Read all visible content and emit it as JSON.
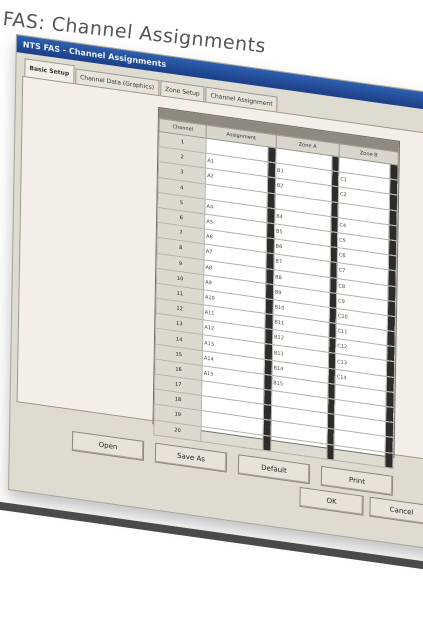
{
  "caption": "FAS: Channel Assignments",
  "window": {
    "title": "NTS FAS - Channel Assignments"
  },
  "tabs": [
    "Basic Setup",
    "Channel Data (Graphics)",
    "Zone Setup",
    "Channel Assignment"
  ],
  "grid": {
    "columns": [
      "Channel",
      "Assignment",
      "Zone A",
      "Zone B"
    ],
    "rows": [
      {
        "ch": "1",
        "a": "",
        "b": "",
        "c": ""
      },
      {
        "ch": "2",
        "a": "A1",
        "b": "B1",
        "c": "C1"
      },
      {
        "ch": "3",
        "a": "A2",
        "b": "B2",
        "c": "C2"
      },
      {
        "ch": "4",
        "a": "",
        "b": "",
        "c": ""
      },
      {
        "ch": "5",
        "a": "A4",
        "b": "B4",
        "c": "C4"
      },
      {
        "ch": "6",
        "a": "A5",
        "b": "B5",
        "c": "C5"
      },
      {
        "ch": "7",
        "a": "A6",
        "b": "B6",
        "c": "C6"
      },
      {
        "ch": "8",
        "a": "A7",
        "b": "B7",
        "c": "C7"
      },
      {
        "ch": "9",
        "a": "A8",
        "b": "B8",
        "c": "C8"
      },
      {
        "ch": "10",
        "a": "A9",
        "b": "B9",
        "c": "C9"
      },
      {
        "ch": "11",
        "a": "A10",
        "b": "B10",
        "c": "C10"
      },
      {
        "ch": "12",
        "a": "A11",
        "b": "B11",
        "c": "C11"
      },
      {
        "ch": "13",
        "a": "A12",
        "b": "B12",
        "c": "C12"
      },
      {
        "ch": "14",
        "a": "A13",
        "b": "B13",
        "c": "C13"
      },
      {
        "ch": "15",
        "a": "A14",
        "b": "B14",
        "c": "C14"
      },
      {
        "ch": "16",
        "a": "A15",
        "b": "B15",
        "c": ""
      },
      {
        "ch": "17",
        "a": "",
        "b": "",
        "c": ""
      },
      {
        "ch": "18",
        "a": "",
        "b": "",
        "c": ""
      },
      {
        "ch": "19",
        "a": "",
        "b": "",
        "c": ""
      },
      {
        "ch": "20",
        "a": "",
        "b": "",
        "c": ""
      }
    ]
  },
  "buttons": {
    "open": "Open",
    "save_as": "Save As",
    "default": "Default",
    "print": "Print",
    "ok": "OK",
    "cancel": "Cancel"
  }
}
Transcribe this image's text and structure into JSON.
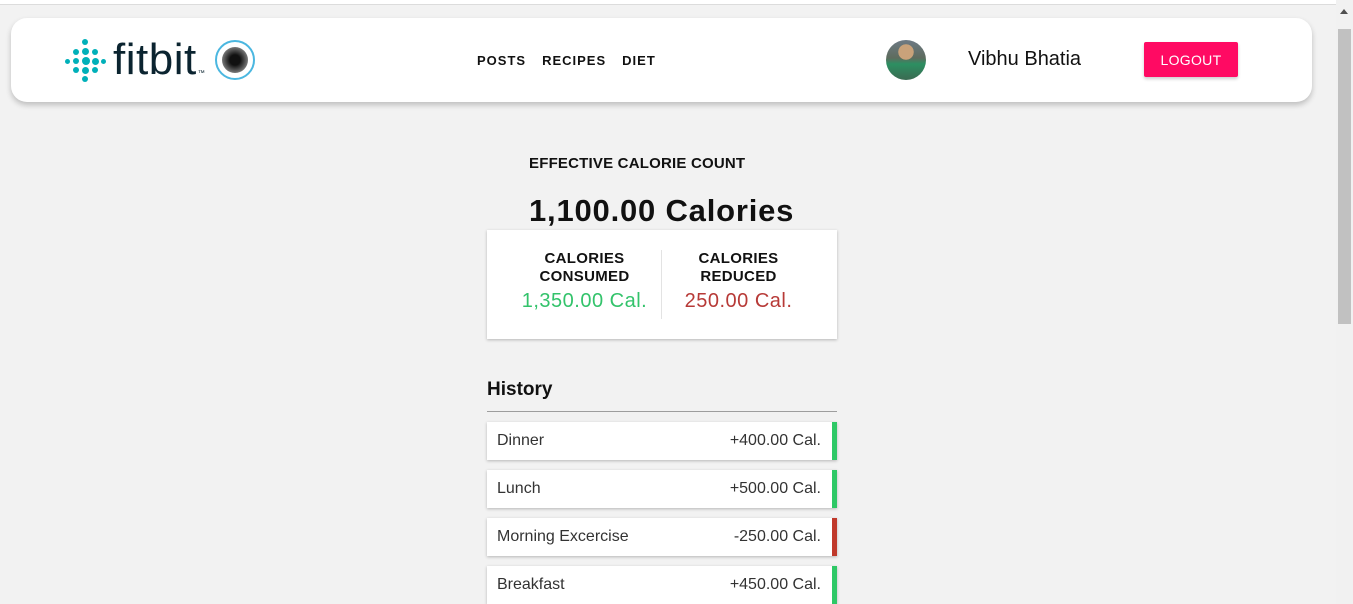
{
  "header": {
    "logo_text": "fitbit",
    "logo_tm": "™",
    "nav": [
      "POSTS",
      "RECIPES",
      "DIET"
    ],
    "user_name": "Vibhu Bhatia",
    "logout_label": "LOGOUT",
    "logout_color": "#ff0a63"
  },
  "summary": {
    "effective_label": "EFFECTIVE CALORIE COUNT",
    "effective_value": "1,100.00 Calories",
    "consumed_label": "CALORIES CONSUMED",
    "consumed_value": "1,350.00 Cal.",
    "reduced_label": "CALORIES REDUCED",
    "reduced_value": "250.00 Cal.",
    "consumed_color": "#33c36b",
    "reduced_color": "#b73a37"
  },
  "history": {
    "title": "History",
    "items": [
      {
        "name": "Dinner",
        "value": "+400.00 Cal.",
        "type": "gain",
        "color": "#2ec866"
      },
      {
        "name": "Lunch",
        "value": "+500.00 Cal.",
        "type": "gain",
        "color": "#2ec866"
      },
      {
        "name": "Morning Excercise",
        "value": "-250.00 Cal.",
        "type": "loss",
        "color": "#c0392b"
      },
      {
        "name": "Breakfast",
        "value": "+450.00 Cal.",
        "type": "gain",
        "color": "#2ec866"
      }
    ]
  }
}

________________________________________

Each entry gets copied exactly; the pictures stay out.

Solution for this task:
Read all visible content and emit it as JSON.
{
  "caption": "FAS: Channel Assignments",
  "window": {
    "title": "NTS FAS - Channel Assignments"
  },
  "tabs": [
    "Basic Setup",
    "Channel Data (Graphics)",
    "Zone Setup",
    "Channel Assignment"
  ],
  "grid": {
    "columns": [
      "Channel",
      "Assignment",
      "Zone A",
      "Zone B"
    ],
    "rows": [
      {
        "ch": "1",
        "a": "",
        "b": "",
        "c": ""
      },
      {
        "ch": "2",
        "a": "A1",
        "b": "B1",
        "c": "C1"
      },
      {
        "ch": "3",
        "a": "A2",
        "b": "B2",
        "c": "C2"
      },
      {
        "ch": "4",
        "a": "",
        "b": "",
        "c": ""
      },
      {
        "ch": "5",
        "a": "A4",
        "b": "B4",
        "c": "C4"
      },
      {
        "ch": "6",
        "a": "A5",
        "b": "B5",
        "c": "C5"
      },
      {
        "ch": "7",
        "a": "A6",
        "b": "B6",
        "c": "C6"
      },
      {
        "ch": "8",
        "a": "A7",
        "b": "B7",
        "c": "C7"
      },
      {
        "ch": "9",
        "a": "A8",
        "b": "B8",
        "c": "C8"
      },
      {
        "ch": "10",
        "a": "A9",
        "b": "B9",
        "c": "C9"
      },
      {
        "ch": "11",
        "a": "A10",
        "b": "B10",
        "c": "C10"
      },
      {
        "ch": "12",
        "a": "A11",
        "b": "B11",
        "c": "C11"
      },
      {
        "ch": "13",
        "a": "A12",
        "b": "B12",
        "c": "C12"
      },
      {
        "ch": "14",
        "a": "A13",
        "b": "B13",
        "c": "C13"
      },
      {
        "ch": "15",
        "a": "A14",
        "b": "B14",
        "c": "C14"
      },
      {
        "ch": "16",
        "a": "A15",
        "b": "B15",
        "c": ""
      },
      {
        "ch": "17",
        "a": "",
        "b": "",
        "c": ""
      },
      {
        "ch": "18",
        "a": "",
        "b": "",
        "c": ""
      },
      {
        "ch": "19",
        "a": "",
        "b": "",
        "c": ""
      },
      {
        "ch": "20",
        "a": "",
        "b": "",
        "c": ""
      }
    ]
  },
  "buttons": {
    "open": "Open",
    "save_as": "Save As",
    "default": "Default",
    "print": "Print",
    "ok": "OK",
    "cancel": "Cancel"
  }
}
Transcribe this image's text and structure into JSON.
{
  "header": {
    "logo_text": "fitbit",
    "logo_tm": "™",
    "nav": [
      "POSTS",
      "RECIPES",
      "DIET"
    ],
    "user_name": "Vibhu Bhatia",
    "logout_label": "LOGOUT",
    "logout_color": "#ff0a63"
  },
  "summary": {
    "effective_label": "EFFECTIVE CALORIE COUNT",
    "effective_value": "1,100.00 Calories",
    "consumed_label": "CALORIES CONSUMED",
    "consumed_value": "1,350.00 Cal.",
    "reduced_label": "CALORIES REDUCED",
    "reduced_value": "250.00 Cal.",
    "consumed_color": "#33c36b",
    "reduced_color": "#b73a37"
  },
  "history": {
    "title": "History",
    "items": [
      {
        "name": "Dinner",
        "value": "+400.00 Cal.",
        "type": "gain",
        "color": "#2ec866"
      },
      {
        "name": "Lunch",
        "value": "+500.00 Cal.",
        "type": "gain",
        "color": "#2ec866"
      },
      {
        "name": "Morning Excercise",
        "value": "-250.00 Cal.",
        "type": "loss",
        "color": "#c0392b"
      },
      {
        "name": "Breakfast",
        "value": "+450.00 Cal.",
        "type": "gain",
        "color": "#2ec866"
      }
    ]
  }
}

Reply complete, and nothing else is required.